━━ GIVEN DATA
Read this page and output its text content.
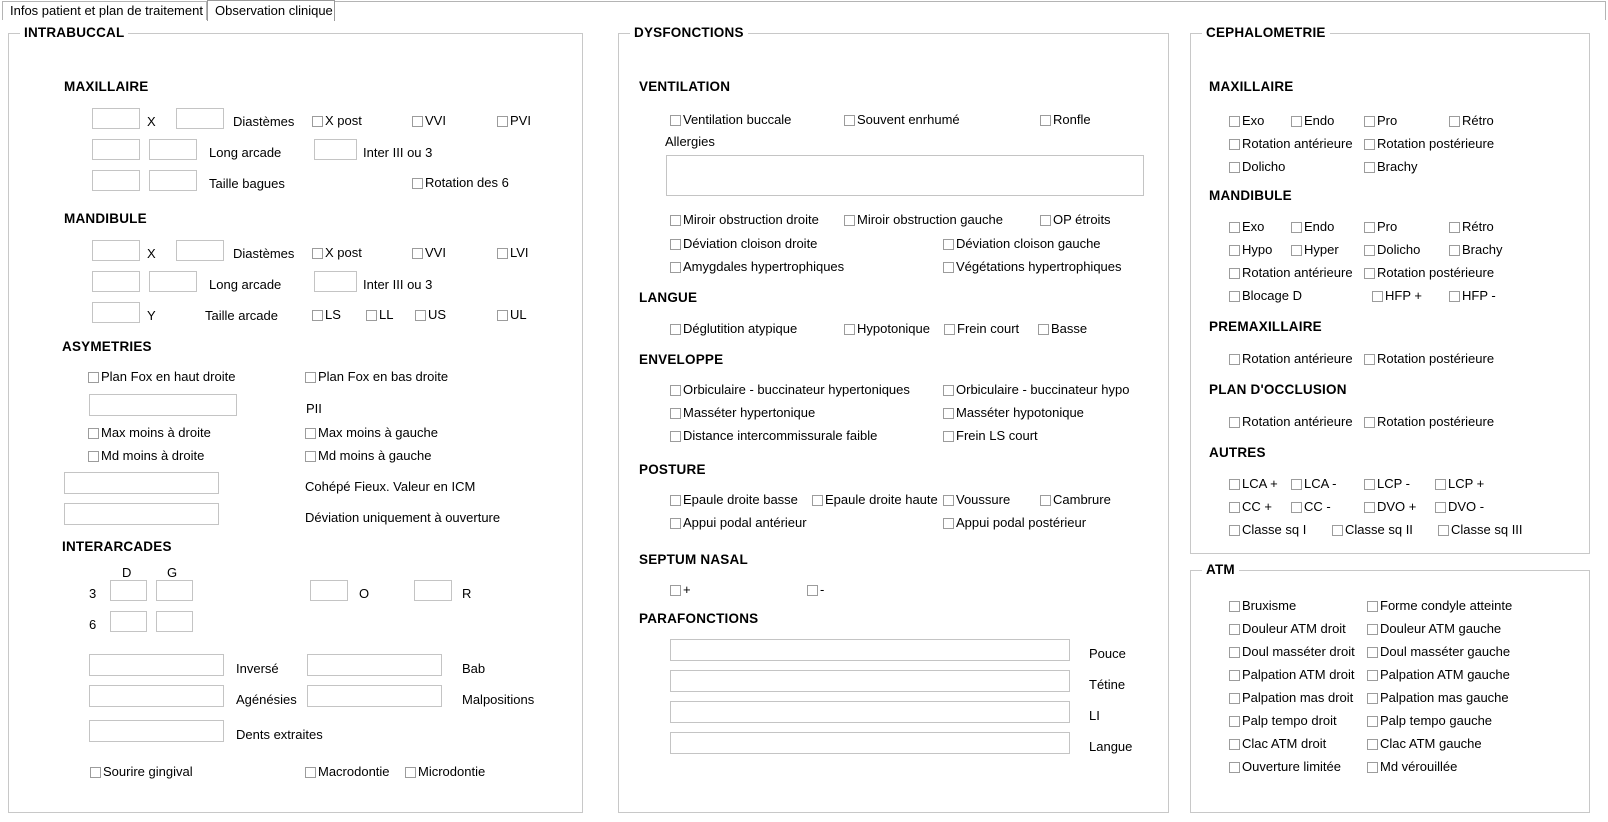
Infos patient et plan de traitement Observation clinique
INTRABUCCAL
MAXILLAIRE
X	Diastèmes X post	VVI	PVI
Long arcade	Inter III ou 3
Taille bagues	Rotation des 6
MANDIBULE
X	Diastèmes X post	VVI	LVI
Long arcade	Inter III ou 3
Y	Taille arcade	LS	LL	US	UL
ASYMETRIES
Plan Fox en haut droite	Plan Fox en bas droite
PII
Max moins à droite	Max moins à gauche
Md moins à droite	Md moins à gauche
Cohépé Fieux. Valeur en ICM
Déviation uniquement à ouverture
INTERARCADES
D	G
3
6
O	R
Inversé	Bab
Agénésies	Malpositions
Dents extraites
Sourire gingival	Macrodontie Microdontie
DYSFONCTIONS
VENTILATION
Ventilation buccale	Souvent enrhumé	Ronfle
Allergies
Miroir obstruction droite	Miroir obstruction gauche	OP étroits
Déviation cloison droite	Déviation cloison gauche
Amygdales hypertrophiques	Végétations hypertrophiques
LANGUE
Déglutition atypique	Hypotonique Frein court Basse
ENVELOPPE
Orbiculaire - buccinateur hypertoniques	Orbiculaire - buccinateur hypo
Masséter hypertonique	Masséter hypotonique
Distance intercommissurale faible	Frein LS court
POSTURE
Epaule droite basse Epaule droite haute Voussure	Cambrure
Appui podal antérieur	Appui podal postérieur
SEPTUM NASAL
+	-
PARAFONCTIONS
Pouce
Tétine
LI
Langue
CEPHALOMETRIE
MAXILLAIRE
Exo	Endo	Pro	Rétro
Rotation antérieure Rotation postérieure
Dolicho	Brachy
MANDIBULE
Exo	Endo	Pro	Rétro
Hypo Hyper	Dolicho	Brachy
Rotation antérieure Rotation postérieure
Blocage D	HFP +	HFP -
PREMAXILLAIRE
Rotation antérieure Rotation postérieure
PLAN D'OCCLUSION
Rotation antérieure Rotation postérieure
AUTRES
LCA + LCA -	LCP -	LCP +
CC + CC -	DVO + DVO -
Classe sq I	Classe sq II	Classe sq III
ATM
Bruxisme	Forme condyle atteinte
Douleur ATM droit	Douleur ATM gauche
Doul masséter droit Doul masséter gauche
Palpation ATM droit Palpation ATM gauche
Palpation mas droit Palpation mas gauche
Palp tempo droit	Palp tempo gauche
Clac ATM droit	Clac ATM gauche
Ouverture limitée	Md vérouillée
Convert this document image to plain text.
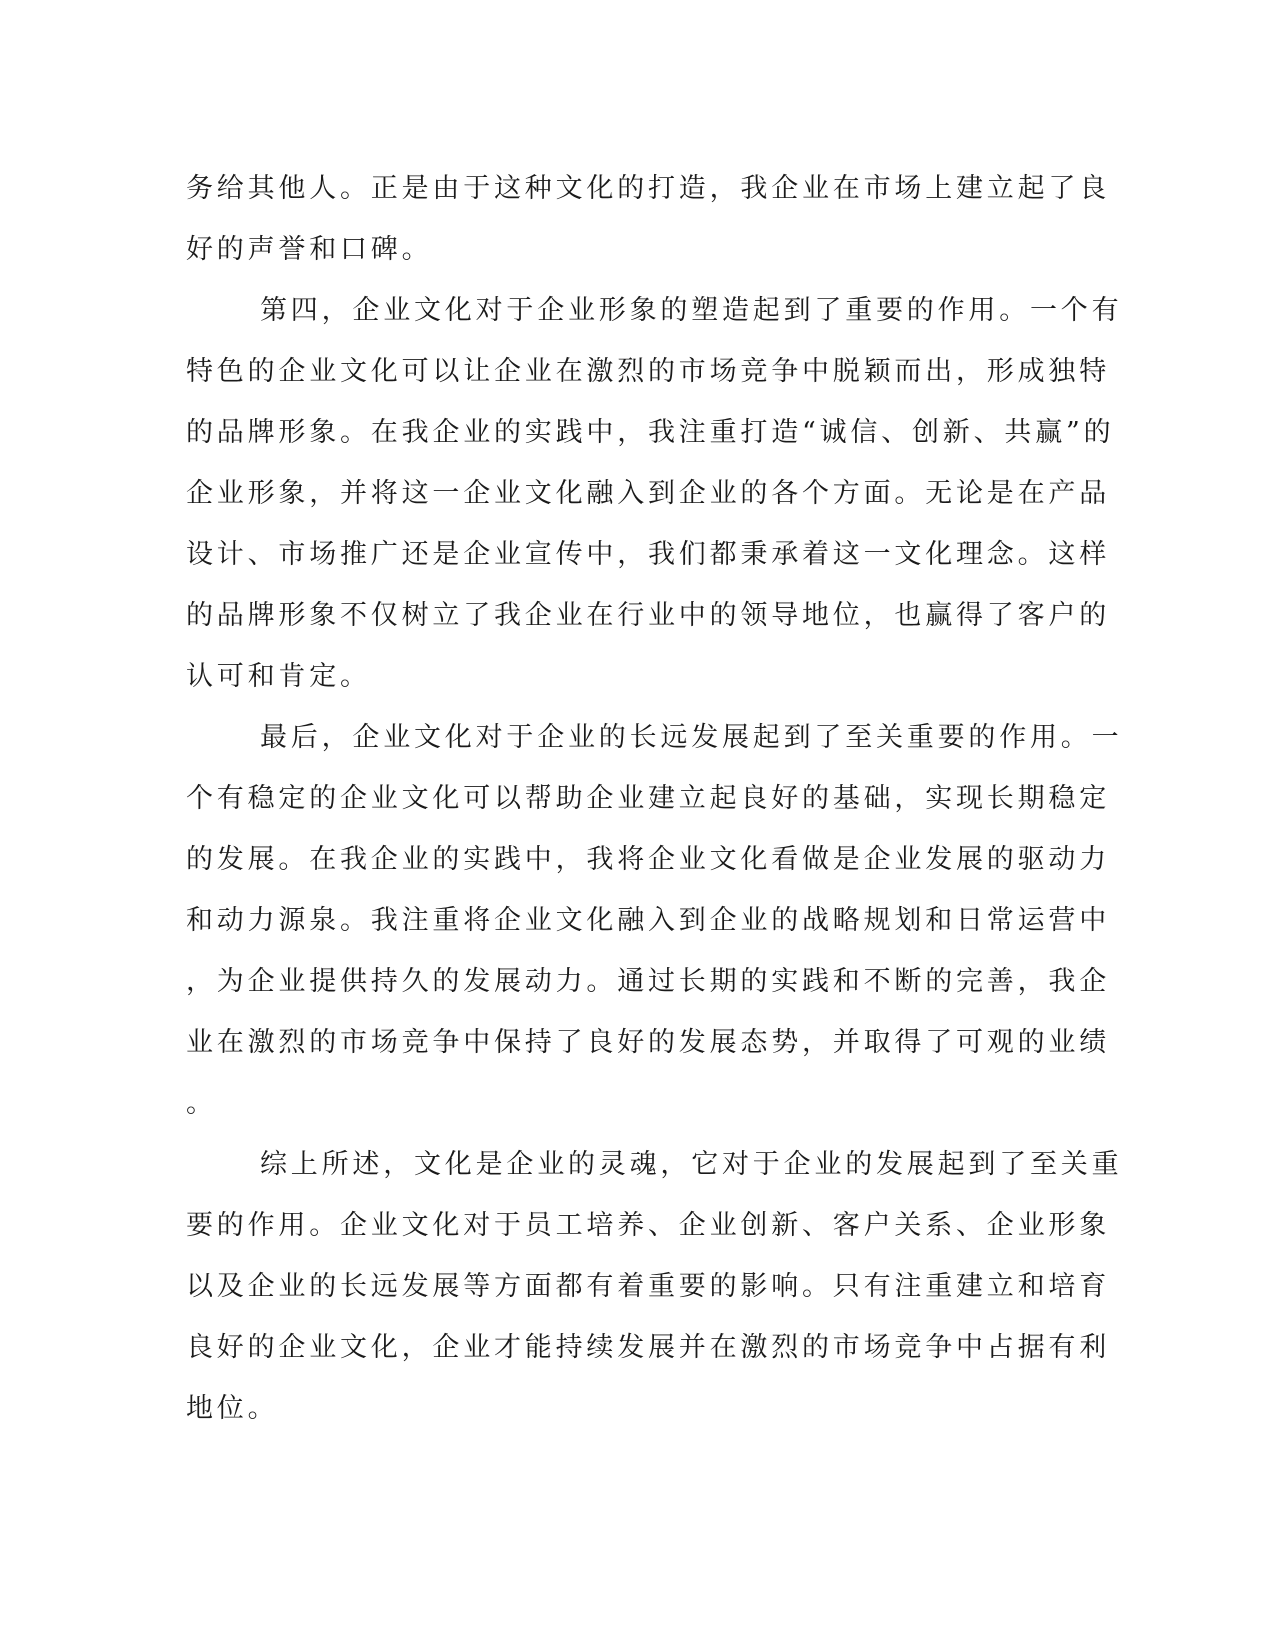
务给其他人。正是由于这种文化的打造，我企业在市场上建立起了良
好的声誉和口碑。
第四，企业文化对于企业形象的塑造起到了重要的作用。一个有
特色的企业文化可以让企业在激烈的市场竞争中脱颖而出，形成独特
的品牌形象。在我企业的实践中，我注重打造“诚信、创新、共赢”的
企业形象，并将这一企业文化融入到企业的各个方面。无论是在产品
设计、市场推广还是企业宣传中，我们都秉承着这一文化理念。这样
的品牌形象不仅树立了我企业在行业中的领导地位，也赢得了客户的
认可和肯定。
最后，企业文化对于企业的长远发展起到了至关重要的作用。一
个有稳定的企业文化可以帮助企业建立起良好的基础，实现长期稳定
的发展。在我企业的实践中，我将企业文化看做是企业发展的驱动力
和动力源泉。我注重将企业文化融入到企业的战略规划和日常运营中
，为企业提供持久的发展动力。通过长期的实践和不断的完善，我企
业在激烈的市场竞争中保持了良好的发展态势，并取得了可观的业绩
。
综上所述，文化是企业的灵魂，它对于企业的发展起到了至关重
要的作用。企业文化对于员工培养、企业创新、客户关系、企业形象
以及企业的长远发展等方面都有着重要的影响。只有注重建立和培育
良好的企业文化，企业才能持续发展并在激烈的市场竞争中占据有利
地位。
━━━━
**EXERCISE OBJECTIVE:** Leave the pictures out, and print every line of the listing exactly as written.

**ANSWER TO THE TASK:**
Read this page and output its text content.
Infos patient et plan de traitement Observation clinique
INTRABUCCAL
MAXILLAIRE
X	Diastèmes X post	VVI	PVI
Long arcade	Inter III ou 3
Taille bagues	Rotation des 6
MANDIBULE
X	Diastèmes X post	VVI	LVI
Long arcade	Inter III ou 3
Y	Taille arcade	LS	LL	US	UL
ASYMETRIES
Plan Fox en haut droite	Plan Fox en bas droite
PII
Max moins à droite	Max moins à gauche
Md moins à droite	Md moins à gauche
Cohépé Fieux. Valeur en ICM
Déviation uniquement à ouverture
INTERARCADES
D	G
3
6
O	R
Inversé	Bab
Agénésies	Malpositions
Dents extraites
Sourire gingival	Macrodontie Microdontie
DYSFONCTIONS
VENTILATION
Ventilation buccale	Souvent enrhumé	Ronfle
Allergies
Miroir obstruction droite	Miroir obstruction gauche	OP étroits
Déviation cloison droite	Déviation cloison gauche
Amygdales hypertrophiques	Végétations hypertrophiques
LANGUE
Déglutition atypique	Hypotonique Frein court Basse
ENVELOPPE
Orbiculaire - buccinateur hypertoniques	Orbiculaire - buccinateur hypo
Masséter hypertonique	Masséter hypotonique
Distance intercommissurale faible	Frein LS court
POSTURE
Epaule droite basse Epaule droite haute Voussure	Cambrure
Appui podal antérieur	Appui podal postérieur
SEPTUM NASAL
+	-
PARAFONCTIONS
Pouce
Tétine
LI
Langue
CEPHALOMETRIE
MAXILLAIRE
Exo	Endo	Pro	Rétro
Rotation antérieure Rotation postérieure
Dolicho	Brachy
MANDIBULE
Exo	Endo	Pro	Rétro
Hypo Hyper	Dolicho	Brachy
Rotation antérieure Rotation postérieure
Blocage D	HFP +	HFP -
PREMAXILLAIRE
Rotation antérieure Rotation postérieure
PLAN D'OCCLUSION
Rotation antérieure Rotation postérieure
AUTRES
LCA + LCA -	LCP -	LCP +
CC + CC -	DVO + DVO -
Classe sq I	Classe sq II	Classe sq III
ATM
Bruxisme	Forme condyle atteinte
Douleur ATM droit	Douleur ATM gauche
Doul masséter droit Doul masséter gauche
Palpation ATM droit Palpation ATM gauche
Palpation mas droit Palpation mas gauche
Palp tempo droit	Palp tempo gauche
Clac ATM droit	Clac ATM gauche
Ouverture limitée	Md vérouillée
Convert this document image to plain text.
务给其他人。正是由于这种文化的打造，我企业在市场上建立起了良
好的声誉和口碑。
第四，企业文化对于企业形象的塑造起到了重要的作用。一个有
特色的企业文化可以让企业在激烈的市场竞争中脱颖而出，形成独特
的品牌形象。在我企业的实践中，我注重打造“诚信、创新、共赢”的
企业形象，并将这一企业文化融入到企业的各个方面。无论是在产品
设计、市场推广还是企业宣传中，我们都秉承着这一文化理念。这样
的品牌形象不仅树立了我企业在行业中的领导地位，也赢得了客户的
认可和肯定。
最后，企业文化对于企业的长远发展起到了至关重要的作用。一
个有稳定的企业文化可以帮助企业建立起良好的基础，实现长期稳定
的发展。在我企业的实践中，我将企业文化看做是企业发展的驱动力
和动力源泉。我注重将企业文化融入到企业的战略规划和日常运营中
，为企业提供持久的发展动力。通过长期的实践和不断的完善，我企
业在激烈的市场竞争中保持了良好的发展态势，并取得了可观的业绩
。
综上所述，文化是企业的灵魂，它对于企业的发展起到了至关重
要的作用。企业文化对于员工培养、企业创新、客户关系、企业形象
以及企业的长远发展等方面都有着重要的影响。只有注重建立和培育
良好的企业文化，企业才能持续发展并在激烈的市场竞争中占据有利
地位。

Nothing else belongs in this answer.